### Data in this exercise
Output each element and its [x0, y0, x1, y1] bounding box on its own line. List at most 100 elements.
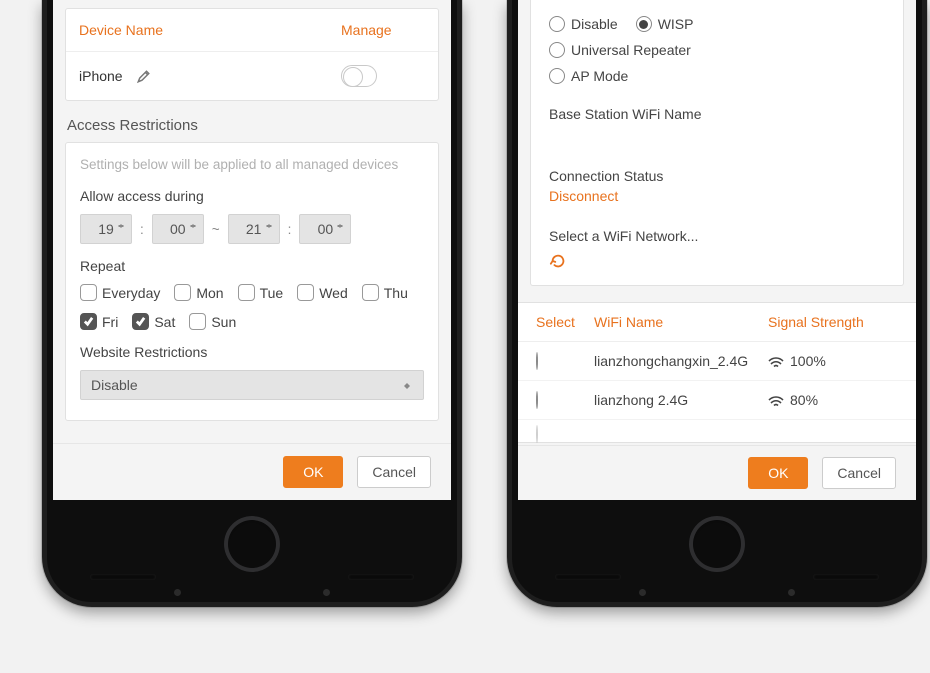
- restrictions-note: Settings below will be applied to all ma…: [66, 143, 438, 180]
- wifi-row[interactable]: lianzhong 2.4G 80%: [518, 381, 916, 420]
- cancel-button[interactable]: Cancel: [357, 456, 431, 488]
- screw-icon: [174, 589, 181, 596]
- radio-icon: [549, 42, 565, 58]
- wifi-signal-cell: 100%: [768, 353, 898, 369]
- home-button[interactable]: [689, 516, 745, 572]
- device-name-text: iPhone: [79, 68, 123, 84]
- hour1-value: 19: [98, 221, 114, 237]
- th-select: Select: [536, 314, 594, 330]
- mode-row-3: AP Mode: [549, 68, 885, 84]
- speaker-grille: [90, 574, 156, 580]
- day-label: Everyday: [102, 285, 160, 301]
- hour2-select[interactable]: 21: [228, 214, 280, 244]
- radio-label: AP Mode: [571, 68, 628, 84]
- phone-right: Disable WISP Universal Repeater AP Mode …: [507, 0, 927, 607]
- time-row: 19 : 00 ~ 21 : 00: [80, 214, 424, 244]
- checkbox-icon: [297, 284, 314, 301]
- checkbox-checked-icon: [132, 313, 149, 330]
- th-manage: Manage: [328, 9, 438, 51]
- th-wifi-name: WiFi Name: [594, 314, 768, 330]
- day-sat[interactable]: Sat: [132, 313, 175, 330]
- mode-row-1: Disable WISP: [549, 16, 885, 32]
- screen-left: Device Name Manage iPhone Access Restri: [53, 0, 451, 500]
- ok-button[interactable]: OK: [748, 457, 808, 489]
- device-row: iPhone: [66, 52, 438, 100]
- day-label: Fri: [102, 314, 118, 330]
- phone-inner: Device Name Manage iPhone Access Restri: [47, 0, 457, 602]
- speaker-grille: [348, 574, 414, 580]
- select-network-label: Select a WiFi Network...: [549, 228, 885, 244]
- chevron-updown-icon: [404, 378, 414, 388]
- wifi-icon: [768, 395, 784, 407]
- phone-left: Device Name Manage iPhone Access Restri: [42, 0, 462, 607]
- mode-radios: Disable WISP Universal Repeater AP Mode: [531, 2, 903, 100]
- restrictions-panel: Settings below will be applied to all ma…: [65, 142, 439, 421]
- radio-icon[interactable]: [536, 391, 538, 409]
- base-station-label: Base Station WiFi Name: [549, 106, 885, 122]
- time-colon: :: [140, 222, 144, 237]
- radio-universal-repeater[interactable]: Universal Repeater: [549, 42, 691, 58]
- day-wed[interactable]: Wed: [297, 284, 348, 301]
- radio-disable[interactable]: Disable: [549, 16, 618, 32]
- radio-wisp[interactable]: WISP: [636, 16, 694, 32]
- day-label: Tue: [260, 285, 284, 301]
- allow-block: Allow access during 19 : 00 ~ 21 : 00: [66, 180, 438, 258]
- wifi-signal: 100%: [790, 353, 826, 369]
- wifi-row-partial: [518, 420, 916, 442]
- wr-select[interactable]: Disable: [80, 370, 424, 400]
- day-thu[interactable]: Thu: [362, 284, 408, 301]
- screen-right: Disable WISP Universal Repeater AP Mode …: [518, 0, 916, 500]
- day-label: Wed: [319, 285, 348, 301]
- refresh-button[interactable]: [549, 252, 885, 273]
- device-table-head: Device Name Manage: [66, 9, 438, 52]
- repeat-label: Repeat: [80, 258, 424, 274]
- section-title: Access Restrictions: [67, 117, 437, 134]
- radio-icon[interactable]: [536, 352, 538, 370]
- radio-selected-icon: [636, 16, 652, 32]
- radio-ap-mode[interactable]: AP Mode: [549, 68, 628, 84]
- manage-toggle[interactable]: [341, 65, 377, 87]
- day-tue[interactable]: Tue: [238, 284, 284, 301]
- speaker-grille: [813, 574, 879, 580]
- device-table: Device Name Manage iPhone: [65, 8, 439, 101]
- checkbox-icon: [238, 284, 255, 301]
- wifi-row[interactable]: lianzhongchangxin_2.4G 100%: [518, 342, 916, 381]
- min2-value: 00: [318, 221, 334, 237]
- day-label: Thu: [384, 285, 408, 301]
- min2-select[interactable]: 00: [299, 214, 351, 244]
- screw-icon: [639, 589, 646, 596]
- chevron-updown-icon: [116, 218, 126, 228]
- range-tilde: ~: [212, 222, 220, 237]
- day-label: Sun: [211, 314, 236, 330]
- manage-cell: [328, 52, 438, 100]
- wifi-table-head: Select WiFi Name Signal Strength: [518, 303, 916, 342]
- min1-select[interactable]: 00: [152, 214, 204, 244]
- wifi-name: lianzhong 2.4G: [594, 392, 768, 408]
- time-colon: :: [288, 222, 292, 237]
- cancel-button[interactable]: Cancel: [822, 457, 896, 489]
- th-device-name: Device Name: [66, 9, 328, 51]
- connection-status-label: Connection Status: [549, 168, 885, 184]
- ok-button[interactable]: OK: [283, 456, 343, 488]
- connection-status-value: Disconnect: [549, 188, 885, 204]
- day-everyday[interactable]: Everyday: [80, 284, 160, 301]
- hour1-select[interactable]: 19: [80, 214, 132, 244]
- home-button[interactable]: [224, 516, 280, 572]
- checkbox-icon: [80, 284, 97, 301]
- footer: OK Cancel: [518, 445, 916, 500]
- radio-icon: [549, 68, 565, 84]
- wr-block: Website Restrictions Disable: [66, 344, 438, 414]
- day-sun[interactable]: Sun: [189, 313, 236, 330]
- wifi-signal-cell: 80%: [768, 392, 898, 408]
- wifi-table: Select WiFi Name Signal Strength lianzho…: [518, 302, 916, 443]
- repeat-block: Repeat Everyday Mon Tue Wed Thu Fri Sat …: [66, 258, 438, 344]
- base-station-value-empty: [531, 126, 903, 162]
- screw-icon: [323, 589, 330, 596]
- day-fri[interactable]: Fri: [80, 313, 118, 330]
- device-name-cell: iPhone: [66, 55, 328, 97]
- radio-label: Universal Repeater: [571, 42, 691, 58]
- edit-icon[interactable]: [136, 69, 151, 84]
- min1-value: 00: [170, 221, 186, 237]
- day-mon[interactable]: Mon: [174, 284, 223, 301]
- radio-label: WISP: [658, 16, 694, 32]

### Goal
Copy out every line of the listing above word for word, leaving out any pictures.

### Reply
Output each element and its [x0, y0, x1, y1] bounding box on its own line. List at most 100 elements.
- restrictions-note: Settings below will be applied to all ma…: [66, 143, 438, 180]
- wifi-row[interactable]: lianzhong 2.4G 80%: [518, 381, 916, 420]
- cancel-button[interactable]: Cancel: [357, 456, 431, 488]
- screw-icon: [174, 589, 181, 596]
- radio-icon: [549, 42, 565, 58]
- wifi-signal-cell: 100%: [768, 353, 898, 369]
- home-button[interactable]: [689, 516, 745, 572]
- device-name-text: iPhone: [79, 68, 123, 84]
- hour1-value: 19: [98, 221, 114, 237]
- th-select: Select: [536, 314, 594, 330]
- mode-row-3: AP Mode: [549, 68, 885, 84]
- speaker-grille: [90, 574, 156, 580]
- day-label: Everyday: [102, 285, 160, 301]
- hour2-select[interactable]: 21: [228, 214, 280, 244]
- radio-label: AP Mode: [571, 68, 628, 84]
- phone-right: Disable WISP Universal Repeater AP Mode …: [507, 0, 927, 607]
- time-row: 19 : 00 ~ 21 : 00: [80, 214, 424, 244]
- checkbox-icon: [297, 284, 314, 301]
- checkbox-checked-icon: [132, 313, 149, 330]
- th-manage: Manage: [328, 9, 438, 51]
- th-wifi-name: WiFi Name: [594, 314, 768, 330]
- day-sat[interactable]: Sat: [132, 313, 175, 330]
- mode-row-1: Disable WISP: [549, 16, 885, 32]
- screen-left: Device Name Manage iPhone Access Restri: [53, 0, 451, 500]
- ok-button[interactable]: OK: [748, 457, 808, 489]
- device-row: iPhone: [66, 52, 438, 100]
- day-label: Fri: [102, 314, 118, 330]
- phone-inner: Device Name Manage iPhone Access Restri: [47, 0, 457, 602]
- speaker-grille: [348, 574, 414, 580]
- select-network-label: Select a WiFi Network...: [549, 228, 885, 244]
- chevron-updown-icon: [404, 378, 414, 388]
- wifi-icon: [768, 395, 784, 407]
- phone-left: Device Name Manage iPhone Access Restri: [42, 0, 462, 607]
- mode-radios: Disable WISP Universal Repeater AP Mode: [531, 2, 903, 100]
- restrictions-panel: Settings below will be applied to all ma…: [65, 142, 439, 421]
- radio-icon[interactable]: [536, 391, 538, 409]
- base-station-label: Base Station WiFi Name: [549, 106, 885, 122]
- time-colon: :: [140, 222, 144, 237]
- radio-universal-repeater[interactable]: Universal Repeater: [549, 42, 691, 58]
- day-wed[interactable]: Wed: [297, 284, 348, 301]
- radio-disable[interactable]: Disable: [549, 16, 618, 32]
- radio-wisp[interactable]: WISP: [636, 16, 694, 32]
- day-label: Tue: [260, 285, 284, 301]
- allow-block: Allow access during 19 : 00 ~ 21 : 00: [66, 180, 438, 258]
- wifi-signal: 100%: [790, 353, 826, 369]
- wifi-row-partial: [518, 420, 916, 442]
- wr-select[interactable]: Disable: [80, 370, 424, 400]
- day-thu[interactable]: Thu: [362, 284, 408, 301]
- screen-right: Disable WISP Universal Repeater AP Mode …: [518, 0, 916, 500]
- day-label: Wed: [319, 285, 348, 301]
- refresh-button[interactable]: [549, 252, 885, 273]
- device-table-head: Device Name Manage: [66, 9, 438, 52]
- repeat-label: Repeat: [80, 258, 424, 274]
- section-title: Access Restrictions: [67, 117, 437, 134]
- radio-icon[interactable]: [536, 352, 538, 370]
- radio-selected-icon: [636, 16, 652, 32]
- radio-ap-mode[interactable]: AP Mode: [549, 68, 628, 84]
- manage-toggle[interactable]: [341, 65, 377, 87]
- day-tue[interactable]: Tue: [238, 284, 284, 301]
- speaker-grille: [813, 574, 879, 580]
- device-table: Device Name Manage iPhone: [65, 8, 439, 101]
- checkbox-icon: [238, 284, 255, 301]
- wifi-row[interactable]: lianzhongchangxin_2.4G 100%: [518, 342, 916, 381]
- min2-value: 00: [318, 221, 334, 237]
- day-label: Thu: [384, 285, 408, 301]
- min2-select[interactable]: 00: [299, 214, 351, 244]
- screw-icon: [639, 589, 646, 596]
- chevron-updown-icon: [116, 218, 126, 228]
- range-tilde: ~: [212, 222, 220, 237]
- day-label: Sun: [211, 314, 236, 330]
- manage-cell: [328, 52, 438, 100]
- wifi-table-head: Select WiFi Name Signal Strength: [518, 303, 916, 342]
- min1-select[interactable]: 00: [152, 214, 204, 244]
- wifi-name: lianzhong 2.4G: [594, 392, 768, 408]
- time-colon: :: [288, 222, 292, 237]
- cancel-button[interactable]: Cancel: [822, 457, 896, 489]
- th-device-name: Device Name: [66, 9, 328, 51]
- connection-status-label: Connection Status: [549, 168, 885, 184]
- ok-button[interactable]: OK: [283, 456, 343, 488]
- connection-status-value: Disconnect: [549, 188, 885, 204]
- day-everyday[interactable]: Everyday: [80, 284, 160, 301]
- hour1-select[interactable]: 19: [80, 214, 132, 244]
- home-button[interactable]: [224, 516, 280, 572]
- checkbox-icon: [80, 284, 97, 301]
- footer: OK Cancel: [518, 445, 916, 500]
- radio-icon: [549, 68, 565, 84]
- wr-block: Website Restrictions Disable: [66, 344, 438, 414]
- day-sun[interactable]: Sun: [189, 313, 236, 330]
- wifi-signal-cell: 80%: [768, 392, 898, 408]
- wifi-table: Select WiFi Name Signal Strength lianzho…: [518, 302, 916, 443]
- repeat-block: Repeat Everyday Mon Tue Wed Thu Fri Sat …: [66, 258, 438, 344]
- base-station-value-empty: [531, 126, 903, 162]
- screw-icon: [323, 589, 330, 596]
- day-fri[interactable]: Fri: [80, 313, 118, 330]
- device-name-cell: iPhone: [66, 55, 328, 97]
- radio-label: Universal Repeater: [571, 42, 691, 58]
- edit-icon[interactable]: [136, 69, 151, 84]
- min1-value: 00: [170, 221, 186, 237]
- day-mon[interactable]: Mon: [174, 284, 223, 301]
- radio-label: WISP: [658, 16, 694, 32]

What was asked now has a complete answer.